Supplied records:
___
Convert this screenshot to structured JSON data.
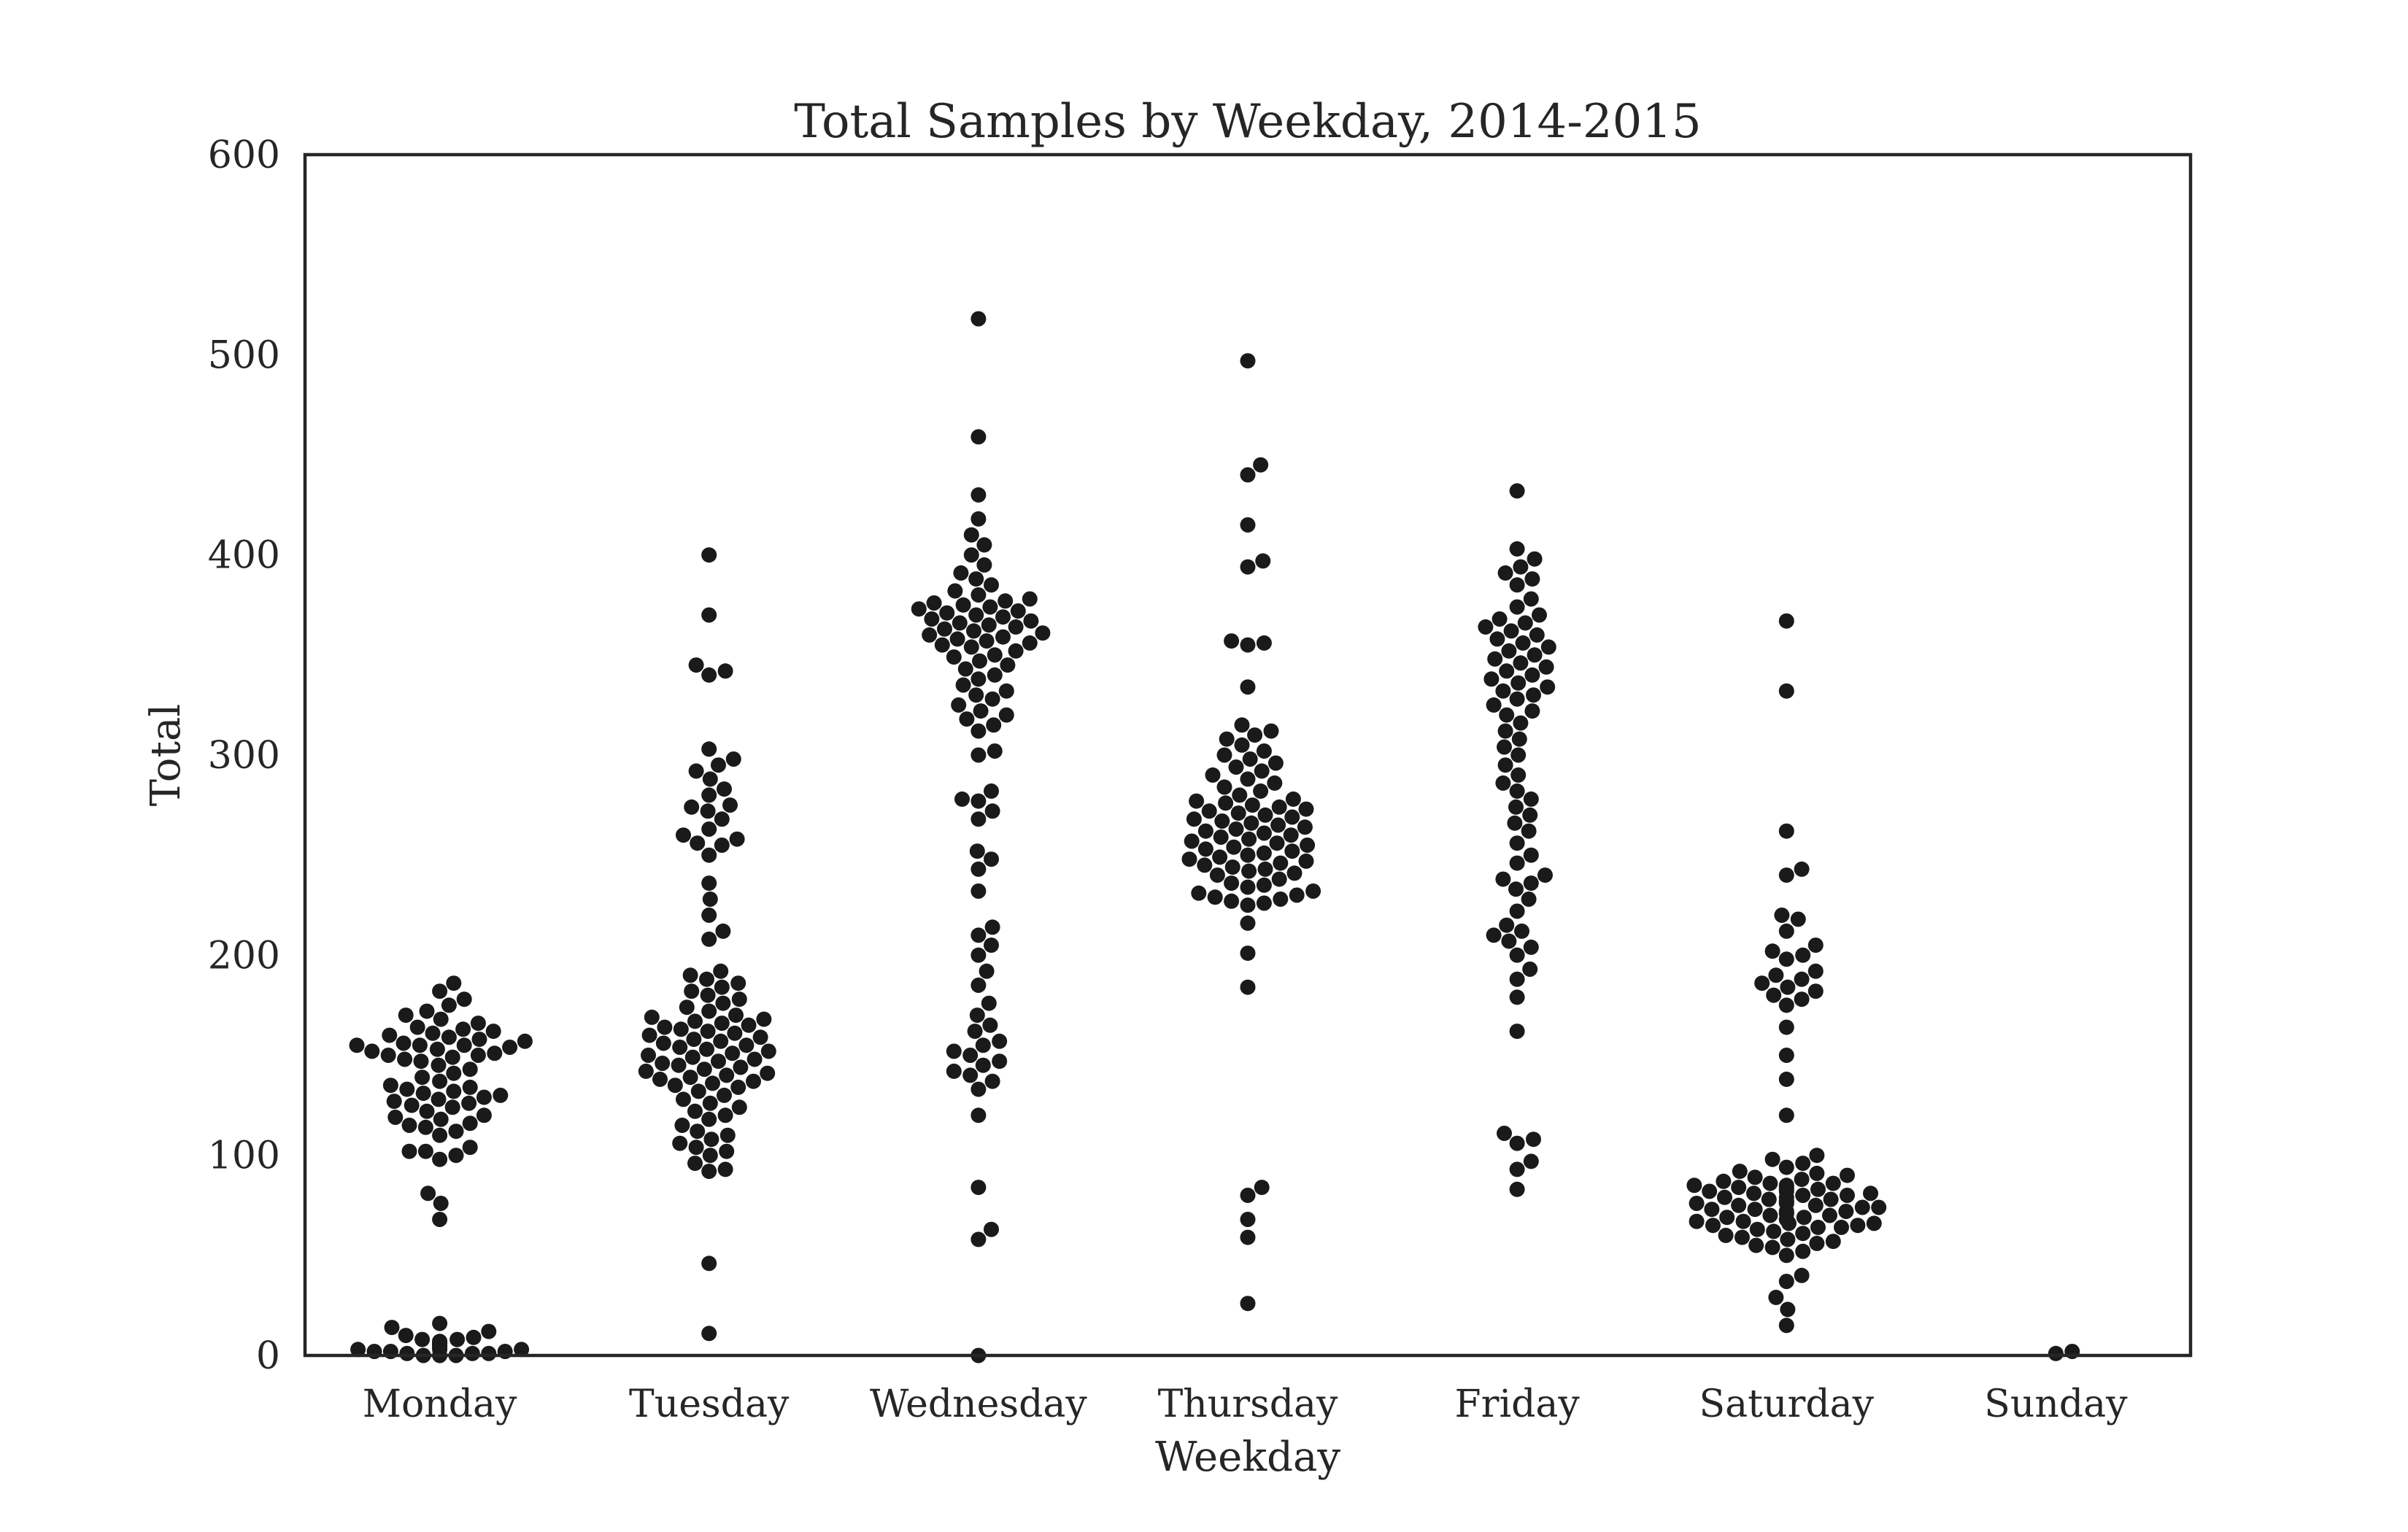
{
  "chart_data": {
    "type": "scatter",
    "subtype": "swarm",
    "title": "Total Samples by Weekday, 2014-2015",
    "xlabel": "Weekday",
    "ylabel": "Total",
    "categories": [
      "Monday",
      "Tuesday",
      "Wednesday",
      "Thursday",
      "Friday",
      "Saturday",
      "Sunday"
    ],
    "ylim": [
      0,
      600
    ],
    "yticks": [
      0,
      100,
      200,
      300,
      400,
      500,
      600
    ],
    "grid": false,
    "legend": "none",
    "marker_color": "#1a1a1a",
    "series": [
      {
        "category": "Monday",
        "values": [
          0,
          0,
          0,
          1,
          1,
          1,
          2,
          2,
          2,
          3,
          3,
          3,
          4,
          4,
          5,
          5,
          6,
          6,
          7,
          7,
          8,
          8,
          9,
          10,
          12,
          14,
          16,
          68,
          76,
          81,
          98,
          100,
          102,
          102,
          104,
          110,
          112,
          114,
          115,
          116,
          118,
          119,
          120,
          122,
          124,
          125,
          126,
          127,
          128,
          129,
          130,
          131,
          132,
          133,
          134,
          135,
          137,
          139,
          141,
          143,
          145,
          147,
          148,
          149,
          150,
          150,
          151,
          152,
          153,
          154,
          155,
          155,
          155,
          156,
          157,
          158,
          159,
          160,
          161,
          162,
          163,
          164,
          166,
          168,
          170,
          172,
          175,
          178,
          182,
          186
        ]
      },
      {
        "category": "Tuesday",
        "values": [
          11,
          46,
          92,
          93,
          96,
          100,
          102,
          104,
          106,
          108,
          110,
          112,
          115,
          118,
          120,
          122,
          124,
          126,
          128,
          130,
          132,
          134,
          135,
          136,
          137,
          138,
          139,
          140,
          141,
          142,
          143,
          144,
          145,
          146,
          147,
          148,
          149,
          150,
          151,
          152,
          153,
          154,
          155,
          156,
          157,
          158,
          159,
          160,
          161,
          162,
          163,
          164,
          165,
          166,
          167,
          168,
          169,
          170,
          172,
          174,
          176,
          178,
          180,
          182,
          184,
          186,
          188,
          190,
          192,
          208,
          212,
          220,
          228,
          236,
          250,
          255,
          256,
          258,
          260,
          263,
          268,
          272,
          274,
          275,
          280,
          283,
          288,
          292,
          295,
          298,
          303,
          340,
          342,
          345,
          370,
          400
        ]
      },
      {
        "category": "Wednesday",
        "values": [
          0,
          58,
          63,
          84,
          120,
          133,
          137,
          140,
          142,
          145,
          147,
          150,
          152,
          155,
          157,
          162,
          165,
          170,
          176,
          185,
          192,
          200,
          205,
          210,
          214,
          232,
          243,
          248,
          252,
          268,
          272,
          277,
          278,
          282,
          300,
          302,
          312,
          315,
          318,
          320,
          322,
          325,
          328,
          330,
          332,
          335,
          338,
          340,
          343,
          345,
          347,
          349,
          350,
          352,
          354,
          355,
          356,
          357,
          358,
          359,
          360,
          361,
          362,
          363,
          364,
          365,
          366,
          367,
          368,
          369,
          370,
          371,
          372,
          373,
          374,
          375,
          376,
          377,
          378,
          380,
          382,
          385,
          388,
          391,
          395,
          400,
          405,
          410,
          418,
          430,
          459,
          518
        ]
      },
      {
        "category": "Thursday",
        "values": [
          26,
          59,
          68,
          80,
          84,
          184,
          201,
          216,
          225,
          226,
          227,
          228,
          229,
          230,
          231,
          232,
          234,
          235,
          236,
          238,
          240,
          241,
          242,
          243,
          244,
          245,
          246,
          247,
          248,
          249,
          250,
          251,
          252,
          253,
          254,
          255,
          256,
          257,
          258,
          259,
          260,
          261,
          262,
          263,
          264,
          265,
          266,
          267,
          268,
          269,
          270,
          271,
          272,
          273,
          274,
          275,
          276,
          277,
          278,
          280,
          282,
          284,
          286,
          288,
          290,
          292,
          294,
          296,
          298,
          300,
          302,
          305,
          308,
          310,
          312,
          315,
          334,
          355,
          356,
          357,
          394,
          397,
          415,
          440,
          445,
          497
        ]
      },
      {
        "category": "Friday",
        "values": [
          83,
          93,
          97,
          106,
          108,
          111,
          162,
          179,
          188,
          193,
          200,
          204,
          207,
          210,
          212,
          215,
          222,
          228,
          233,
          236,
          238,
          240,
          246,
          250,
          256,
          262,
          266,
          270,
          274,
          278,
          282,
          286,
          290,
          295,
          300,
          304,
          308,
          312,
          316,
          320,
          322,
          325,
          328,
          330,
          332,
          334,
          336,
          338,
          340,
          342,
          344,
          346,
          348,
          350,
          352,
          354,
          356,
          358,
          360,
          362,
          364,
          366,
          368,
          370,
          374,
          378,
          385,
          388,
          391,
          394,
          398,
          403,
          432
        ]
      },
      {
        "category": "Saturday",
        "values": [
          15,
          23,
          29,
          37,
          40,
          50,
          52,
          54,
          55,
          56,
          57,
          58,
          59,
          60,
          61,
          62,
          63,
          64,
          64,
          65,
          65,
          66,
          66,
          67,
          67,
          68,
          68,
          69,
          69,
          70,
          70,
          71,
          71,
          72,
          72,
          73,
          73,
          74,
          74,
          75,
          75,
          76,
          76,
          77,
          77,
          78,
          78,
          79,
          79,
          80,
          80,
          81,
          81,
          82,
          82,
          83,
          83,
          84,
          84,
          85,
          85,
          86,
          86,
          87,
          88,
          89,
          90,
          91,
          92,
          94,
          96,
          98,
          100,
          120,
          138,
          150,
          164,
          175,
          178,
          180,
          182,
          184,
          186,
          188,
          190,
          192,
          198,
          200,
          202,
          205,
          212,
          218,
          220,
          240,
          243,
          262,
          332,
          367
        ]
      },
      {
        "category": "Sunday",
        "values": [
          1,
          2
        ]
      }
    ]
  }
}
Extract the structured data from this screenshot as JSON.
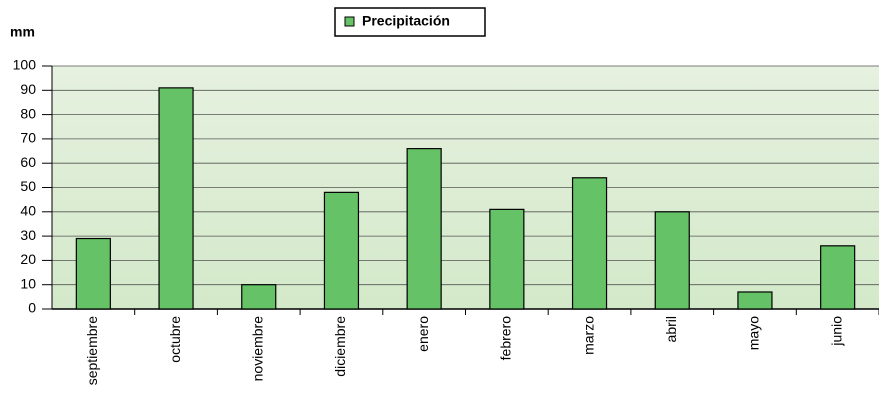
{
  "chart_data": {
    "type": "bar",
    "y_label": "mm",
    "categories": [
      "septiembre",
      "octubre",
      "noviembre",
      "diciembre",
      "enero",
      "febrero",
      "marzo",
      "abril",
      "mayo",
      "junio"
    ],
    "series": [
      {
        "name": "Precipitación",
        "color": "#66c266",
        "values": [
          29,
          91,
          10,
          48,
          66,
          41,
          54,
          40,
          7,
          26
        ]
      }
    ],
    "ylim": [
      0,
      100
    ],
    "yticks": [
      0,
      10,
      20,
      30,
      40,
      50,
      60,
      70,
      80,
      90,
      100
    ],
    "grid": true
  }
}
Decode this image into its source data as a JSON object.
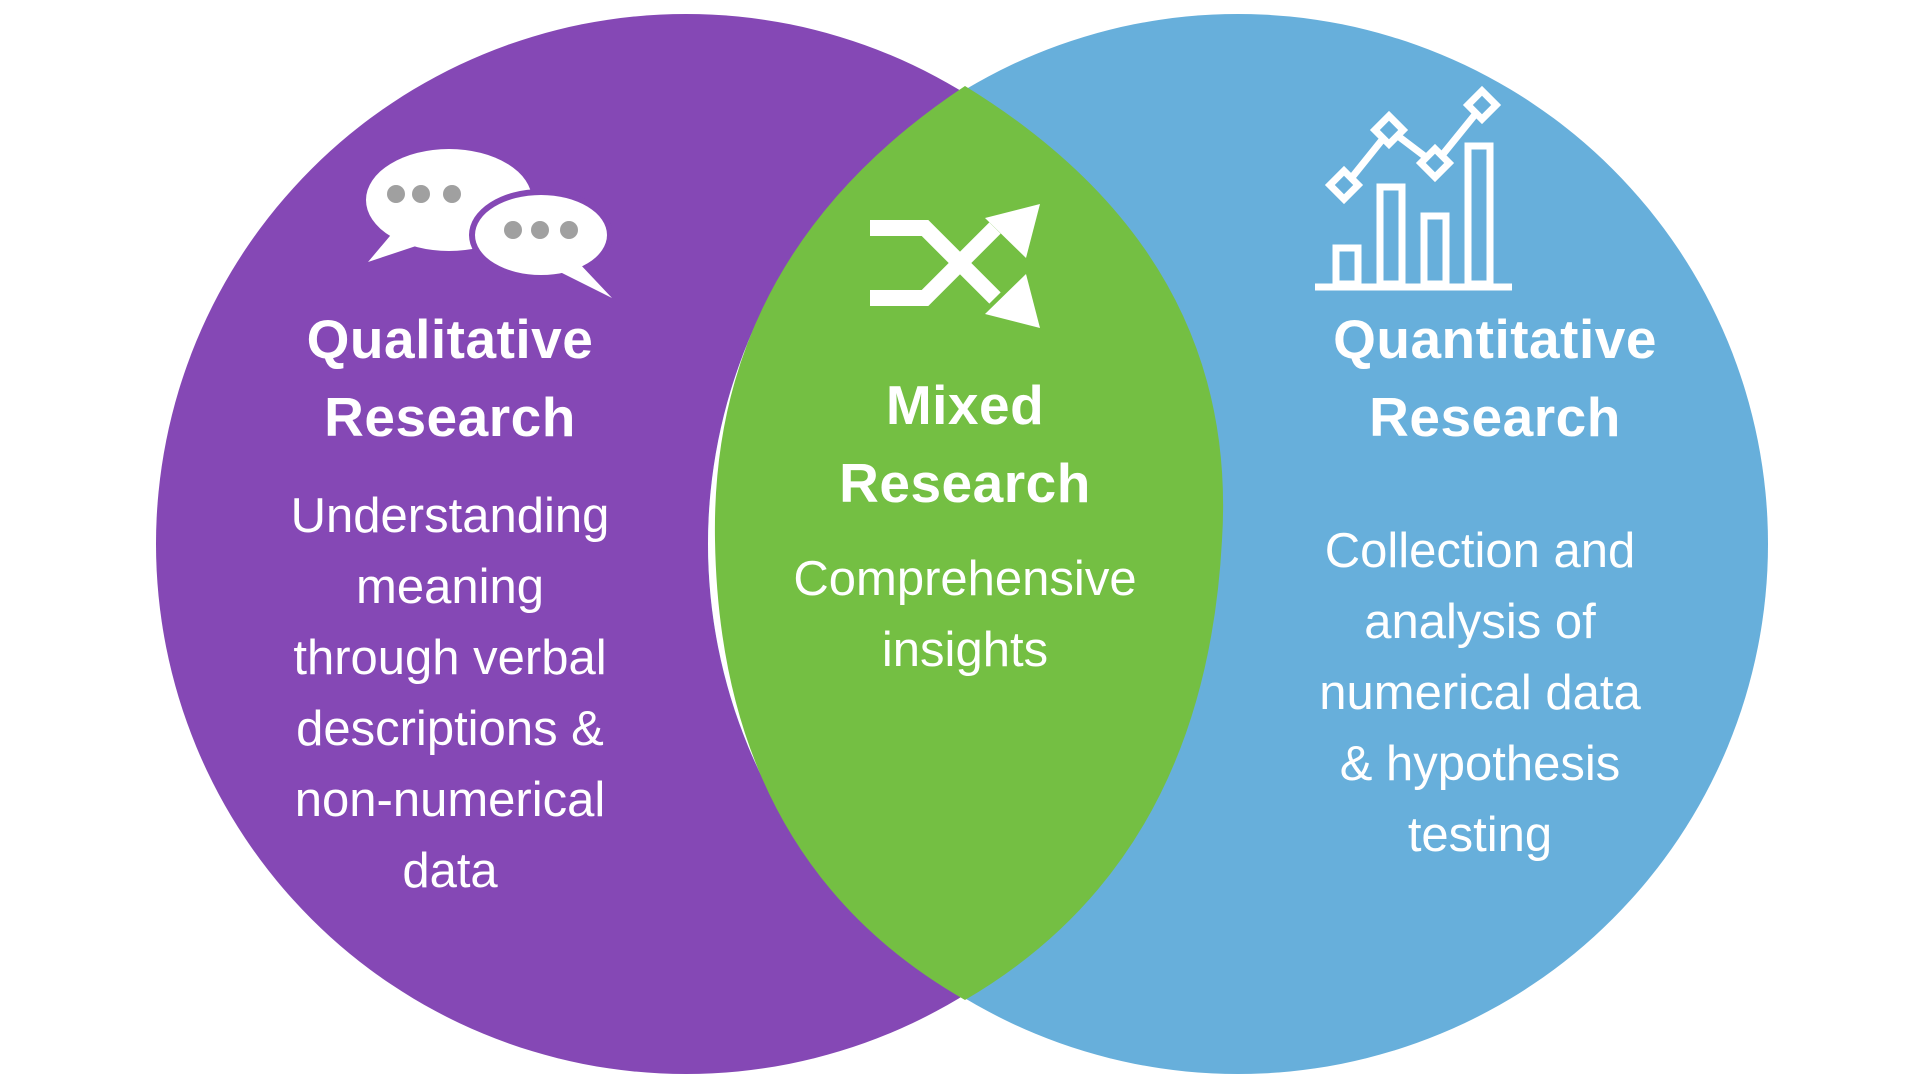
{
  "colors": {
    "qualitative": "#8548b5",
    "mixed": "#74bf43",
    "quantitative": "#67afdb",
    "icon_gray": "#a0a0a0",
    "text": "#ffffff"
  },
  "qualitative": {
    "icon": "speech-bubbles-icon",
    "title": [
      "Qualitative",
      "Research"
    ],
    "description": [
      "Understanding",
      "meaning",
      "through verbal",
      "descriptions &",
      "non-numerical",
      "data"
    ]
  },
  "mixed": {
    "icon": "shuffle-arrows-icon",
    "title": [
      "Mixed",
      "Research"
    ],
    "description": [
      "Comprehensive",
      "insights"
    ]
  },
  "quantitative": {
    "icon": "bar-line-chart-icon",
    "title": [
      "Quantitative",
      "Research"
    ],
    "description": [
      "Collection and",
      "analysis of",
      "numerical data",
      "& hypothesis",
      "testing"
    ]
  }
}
___
Isolate the lines above that contain the word "Total" and copy them.

    "title": "Total Samples by Weekday, 2014-2015",
    "ylabel": "Total",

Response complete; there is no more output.